(Extracts from a graphics dataset)
━━━━

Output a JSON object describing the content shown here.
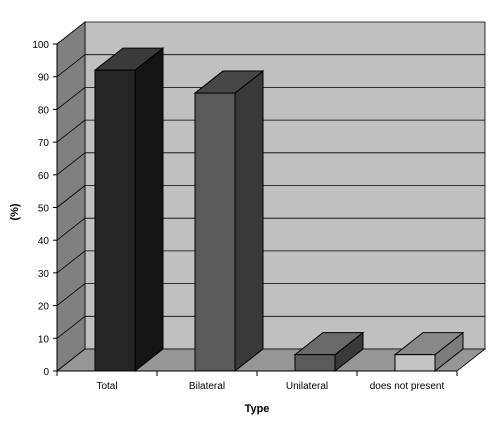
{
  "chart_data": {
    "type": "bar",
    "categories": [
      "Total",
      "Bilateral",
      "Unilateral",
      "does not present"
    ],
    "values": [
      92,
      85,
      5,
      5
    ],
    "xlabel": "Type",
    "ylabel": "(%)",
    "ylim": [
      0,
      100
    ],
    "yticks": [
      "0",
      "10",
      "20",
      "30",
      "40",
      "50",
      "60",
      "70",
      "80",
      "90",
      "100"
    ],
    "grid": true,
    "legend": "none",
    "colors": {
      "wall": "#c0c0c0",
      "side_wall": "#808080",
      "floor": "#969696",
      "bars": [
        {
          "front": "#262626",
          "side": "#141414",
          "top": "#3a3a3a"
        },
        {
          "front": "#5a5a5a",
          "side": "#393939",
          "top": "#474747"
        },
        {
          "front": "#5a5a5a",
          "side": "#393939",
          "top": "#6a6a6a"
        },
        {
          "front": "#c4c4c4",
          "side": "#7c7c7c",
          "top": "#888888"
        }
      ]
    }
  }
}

━━━━

Task statement
Transcribe the full listing above exactly as it stands, minus the pictures.

Task solution
Output a JSON object describing the content shown here.
{
  "chart_data": {
    "type": "bar",
    "categories": [
      "Total",
      "Bilateral",
      "Unilateral",
      "does not present"
    ],
    "values": [
      92,
      85,
      5,
      5
    ],
    "xlabel": "Type",
    "ylabel": "(%)",
    "ylim": [
      0,
      100
    ],
    "yticks": [
      "0",
      "10",
      "20",
      "30",
      "40",
      "50",
      "60",
      "70",
      "80",
      "90",
      "100"
    ],
    "grid": true,
    "legend": "none",
    "colors": {
      "wall": "#c0c0c0",
      "side_wall": "#808080",
      "floor": "#969696",
      "bars": [
        {
          "front": "#262626",
          "side": "#141414",
          "top": "#3a3a3a"
        },
        {
          "front": "#5a5a5a",
          "side": "#393939",
          "top": "#474747"
        },
        {
          "front": "#5a5a5a",
          "side": "#393939",
          "top": "#6a6a6a"
        },
        {
          "front": "#c4c4c4",
          "side": "#7c7c7c",
          "top": "#888888"
        }
      ]
    }
  }
}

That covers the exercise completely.